**Exercise description**. Reproduce all of the data below without alteration; exclude every picture.

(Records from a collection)
==*==

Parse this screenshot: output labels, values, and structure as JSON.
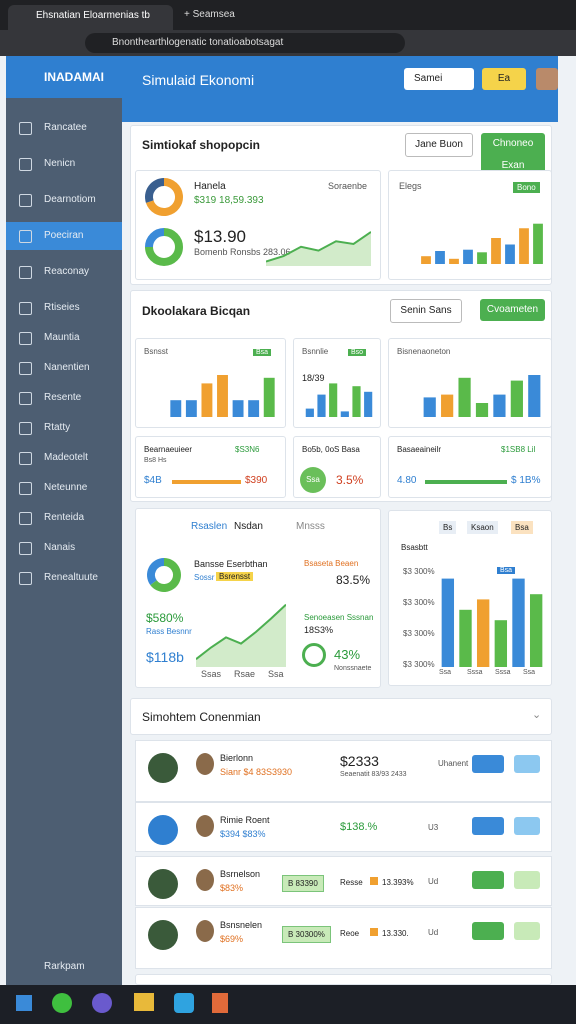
{
  "browser": {
    "tab_title": "Ehsnatian Eloarmenias tb",
    "new_tab": "Seamsea",
    "url": "Bnonthearthlogenatic tonatioabotsagat"
  },
  "sidebar": {
    "brand": "INADAMAI",
    "items": [
      "Rancatee",
      "Nenicn",
      "Dearnotiom",
      "Poeciran",
      "Reaconay",
      "Rtiseies",
      "Mauntia",
      "Nanentien",
      "Resente",
      "Rtatty",
      "Madeotelt",
      "Neteunne",
      "Renteida",
      "Nanais",
      "Renealtuute"
    ],
    "footer": "Rarkpam"
  },
  "header": {
    "title": "Simulaid Ekonomi",
    "select": "Samei",
    "button": "Ea"
  },
  "section1": {
    "title": "Simtiokaf shopopcin",
    "button1": "Jane Buon",
    "button2": "Chnoneo Exan",
    "card1": {
      "label": "Hanela",
      "sub": "Soraenbe",
      "value": "$319 18,59.393",
      "big": "$13.90",
      "note": "Bomenb Ronsbs 283.06",
      "donut": {
        "values": [
          70,
          30
        ],
        "colors": [
          "#f0a030",
          "#3a5f8f"
        ]
      },
      "ring": {
        "values": [
          75,
          25
        ],
        "colors": [
          "#5aba4a",
          "#3a8ad8"
        ]
      },
      "line": {
        "ylim": [
          0,
          100
        ],
        "values": [
          8,
          18,
          35,
          28,
          45,
          40,
          62
        ]
      }
    },
    "card2": {
      "title": "Elegs",
      "badge": "Bono",
      "chart": {
        "ylim": [
          0,
          100
        ],
        "values": [
          12,
          20,
          8,
          22,
          18,
          40,
          30,
          55,
          62
        ],
        "colors": [
          "#f0a030",
          "#3a8ad8",
          "#f0a030",
          "#3a8ad8",
          "#5aba4a",
          "#f0a030",
          "#3a8ad8",
          "#f0a030",
          "#5aba4a"
        ]
      }
    }
  },
  "section2": {
    "title": "Dkoolakara Bicqan",
    "button1": "Senin Sans",
    "button2": "Cvoameten",
    "cards": [
      {
        "title": "Bsnsst",
        "badge": "Bsa",
        "chart": {
          "ylim": [
            0,
            100
          ],
          "values": [
            30,
            30,
            60,
            75,
            30,
            30,
            70
          ],
          "colors": [
            "#3a8ad8",
            "#3a8ad8",
            "#f0a030",
            "#f0a030",
            "#3a8ad8",
            "#3a8ad8",
            "#5aba4a"
          ]
        }
      },
      {
        "title": "Bsnnlie",
        "sub": "18/39",
        "badge": "Bso",
        "chart": {
          "ylim": [
            0,
            100
          ],
          "values": [
            15,
            40,
            60,
            10,
            55,
            45
          ],
          "colors": [
            "#3a8ad8",
            "#3a8ad8",
            "#5aba4a",
            "#3a8ad8",
            "#5aba4a",
            "#3a8ad8"
          ]
        }
      },
      {
        "title": "Bisnenaoneton",
        "chart": {
          "ylim": [
            0,
            100
          ],
          "values": [
            35,
            40,
            70,
            25,
            40,
            65,
            75
          ],
          "colors": [
            "#3a8ad8",
            "#f0a030",
            "#5aba4a",
            "#5aba4a",
            "#3a8ad8",
            "#5aba4a",
            "#3a8ad8"
          ]
        }
      }
    ],
    "small": [
      {
        "title": "Bearnaeuieer",
        "value": "$S3N6",
        "sub": "Bs8 Hs",
        "left": "$4B",
        "right": "$390"
      },
      {
        "title": "Bo5b, 0oS Basa",
        "badge": "Ssa",
        "value": "3.5%"
      },
      {
        "title": "Basaeaineilr",
        "value": "$1SB8 Lil",
        "left": "4.80",
        "right": "$ 1B%"
      }
    ]
  },
  "section3": {
    "tab1": "Rsaslen",
    "tab2": "Nsdan",
    "tab3": "Mnsss",
    "left": {
      "title": "Bansse Eserbthan",
      "title_sub": "Sossr",
      "badge": "Bsrensst",
      "pie": {
        "values": [
          65,
          35
        ],
        "colors": [
          "#5aba4a",
          "#3a8ad8"
        ]
      },
      "stat1": "$580%",
      "stat1_sub": "Rass Besnnr",
      "stat2": "$118b",
      "ax1": "Ssas",
      "ax2": "Rsae",
      "ax3": "Ssa",
      "right1_title": "Bsaseta Beaen",
      "right1_value": "83.5%",
      "right2_title": "Senoeasen Sssnan",
      "right2_sub": "18S3%",
      "right2_value": "43%",
      "right2_note": "Nonssnaete",
      "line": {
        "ylim": [
          0,
          100
        ],
        "values": [
          10,
          25,
          38,
          30,
          45,
          62,
          80
        ]
      }
    },
    "right": {
      "tab1": "Bs",
      "tab2": "Ksaon",
      "tab3": "Bsa",
      "title": "Bsasbtt",
      "badge": "Bsa",
      "yticks": [
        "$3 300%",
        "$3 300%",
        "$3 300%",
        "$3 300%"
      ],
      "xticks": [
        "Ssa",
        "Sssa",
        "Sssa",
        "Ssa"
      ],
      "chart": {
        "ylim": [
          0,
          100
        ],
        "values": [
          85,
          55,
          65,
          45,
          85,
          70
        ],
        "colors": [
          "#3a8ad8",
          "#5aba4a",
          "#f0a030",
          "#5aba4a",
          "#3a8ad8",
          "#5aba4a"
        ]
      }
    }
  },
  "section4": {
    "title": "Simohtem Conenmian",
    "rows": [
      {
        "name": "Bierlonn",
        "sub": "Sianr $4 83S3930",
        "amount": "$2333",
        "amount_sub": "Seaenatit 83/93 2433",
        "tag": "Uhanent"
      },
      {
        "name": "Rimie Roent",
        "sub": "$394 $83%",
        "amount": "$138.%",
        "tag": "U3"
      },
      {
        "name": "Bsrnelson",
        "sub": "$83%",
        "badge": "B 83390",
        "label": "Resse",
        "amount": "13.393%",
        "tag": "Ud"
      },
      {
        "name": "Bsnsnelen",
        "sub": "$69%",
        "badge": "B 30300%",
        "label": "Reoe",
        "amount": "13.330.",
        "tag": "Ud"
      }
    ]
  }
}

==*==

**Answer to the task**.
Parse this screenshot: output labels, values, and structure as JSON.
{
  "browser": {
    "tab_title": "Ehsnatian Eloarmenias tb",
    "new_tab": "Seamsea",
    "url": "Bnonthearthlogenatic tonatioabotsagat"
  },
  "sidebar": {
    "brand": "INADAMAI",
    "items": [
      "Rancatee",
      "Nenicn",
      "Dearnotiom",
      "Poeciran",
      "Reaconay",
      "Rtiseies",
      "Mauntia",
      "Nanentien",
      "Resente",
      "Rtatty",
      "Madeotelt",
      "Neteunne",
      "Renteida",
      "Nanais",
      "Renealtuute"
    ],
    "footer": "Rarkpam"
  },
  "header": {
    "title": "Simulaid Ekonomi",
    "select": "Samei",
    "button": "Ea"
  },
  "section1": {
    "title": "Simtiokaf shopopcin",
    "button1": "Jane Buon",
    "button2": "Chnoneo Exan",
    "card1": {
      "label": "Hanela",
      "sub": "Soraenbe",
      "value": "$319 18,59.393",
      "big": "$13.90",
      "note": "Bomenb Ronsbs 283.06",
      "donut": {
        "values": [
          70,
          30
        ],
        "colors": [
          "#f0a030",
          "#3a5f8f"
        ]
      },
      "ring": {
        "values": [
          75,
          25
        ],
        "colors": [
          "#5aba4a",
          "#3a8ad8"
        ]
      },
      "line": {
        "ylim": [
          0,
          100
        ],
        "values": [
          8,
          18,
          35,
          28,
          45,
          40,
          62
        ]
      }
    },
    "card2": {
      "title": "Elegs",
      "badge": "Bono",
      "chart": {
        "ylim": [
          0,
          100
        ],
        "values": [
          12,
          20,
          8,
          22,
          18,
          40,
          30,
          55,
          62
        ],
        "colors": [
          "#f0a030",
          "#3a8ad8",
          "#f0a030",
          "#3a8ad8",
          "#5aba4a",
          "#f0a030",
          "#3a8ad8",
          "#f0a030",
          "#5aba4a"
        ]
      }
    }
  },
  "section2": {
    "title": "Dkoolakara Bicqan",
    "button1": "Senin Sans",
    "button2": "Cvoameten",
    "cards": [
      {
        "title": "Bsnsst",
        "badge": "Bsa",
        "chart": {
          "ylim": [
            0,
            100
          ],
          "values": [
            30,
            30,
            60,
            75,
            30,
            30,
            70
          ],
          "colors": [
            "#3a8ad8",
            "#3a8ad8",
            "#f0a030",
            "#f0a030",
            "#3a8ad8",
            "#3a8ad8",
            "#5aba4a"
          ]
        }
      },
      {
        "title": "Bsnnlie",
        "sub": "18/39",
        "badge": "Bso",
        "chart": {
          "ylim": [
            0,
            100
          ],
          "values": [
            15,
            40,
            60,
            10,
            55,
            45
          ],
          "colors": [
            "#3a8ad8",
            "#3a8ad8",
            "#5aba4a",
            "#3a8ad8",
            "#5aba4a",
            "#3a8ad8"
          ]
        }
      },
      {
        "title": "Bisnenaoneton",
        "chart": {
          "ylim": [
            0,
            100
          ],
          "values": [
            35,
            40,
            70,
            25,
            40,
            65,
            75
          ],
          "colors": [
            "#3a8ad8",
            "#f0a030",
            "#5aba4a",
            "#5aba4a",
            "#3a8ad8",
            "#5aba4a",
            "#3a8ad8"
          ]
        }
      }
    ],
    "small": [
      {
        "title": "Bearnaeuieer",
        "value": "$S3N6",
        "sub": "Bs8 Hs",
        "left": "$4B",
        "right": "$390"
      },
      {
        "title": "Bo5b, 0oS Basa",
        "badge": "Ssa",
        "value": "3.5%"
      },
      {
        "title": "Basaeaineilr",
        "value": "$1SB8 Lil",
        "left": "4.80",
        "right": "$ 1B%"
      }
    ]
  },
  "section3": {
    "tab1": "Rsaslen",
    "tab2": "Nsdan",
    "tab3": "Mnsss",
    "left": {
      "title": "Bansse Eserbthan",
      "title_sub": "Sossr",
      "badge": "Bsrensst",
      "pie": {
        "values": [
          65,
          35
        ],
        "colors": [
          "#5aba4a",
          "#3a8ad8"
        ]
      },
      "stat1": "$580%",
      "stat1_sub": "Rass Besnnr",
      "stat2": "$118b",
      "ax1": "Ssas",
      "ax2": "Rsae",
      "ax3": "Ssa",
      "right1_title": "Bsaseta Beaen",
      "right1_value": "83.5%",
      "right2_title": "Senoeasen Sssnan",
      "right2_sub": "18S3%",
      "right2_value": "43%",
      "right2_note": "Nonssnaete",
      "line": {
        "ylim": [
          0,
          100
        ],
        "values": [
          10,
          25,
          38,
          30,
          45,
          62,
          80
        ]
      }
    },
    "right": {
      "tab1": "Bs",
      "tab2": "Ksaon",
      "tab3": "Bsa",
      "title": "Bsasbtt",
      "badge": "Bsa",
      "yticks": [
        "$3 300%",
        "$3 300%",
        "$3 300%",
        "$3 300%"
      ],
      "xticks": [
        "Ssa",
        "Sssa",
        "Sssa",
        "Ssa"
      ],
      "chart": {
        "ylim": [
          0,
          100
        ],
        "values": [
          85,
          55,
          65,
          45,
          85,
          70
        ],
        "colors": [
          "#3a8ad8",
          "#5aba4a",
          "#f0a030",
          "#5aba4a",
          "#3a8ad8",
          "#5aba4a"
        ]
      }
    }
  },
  "section4": {
    "title": "Simohtem Conenmian",
    "rows": [
      {
        "name": "Bierlonn",
        "sub": "Sianr $4 83S3930",
        "amount": "$2333",
        "amount_sub": "Seaenatit 83/93 2433",
        "tag": "Uhanent"
      },
      {
        "name": "Rimie Roent",
        "sub": "$394 $83%",
        "amount": "$138.%",
        "tag": "U3"
      },
      {
        "name": "Bsrnelson",
        "sub": "$83%",
        "badge": "B 83390",
        "label": "Resse",
        "amount": "13.393%",
        "tag": "Ud"
      },
      {
        "name": "Bsnsnelen",
        "sub": "$69%",
        "badge": "B 30300%",
        "label": "Reoe",
        "amount": "13.330.",
        "tag": "Ud"
      }
    ]
  }
}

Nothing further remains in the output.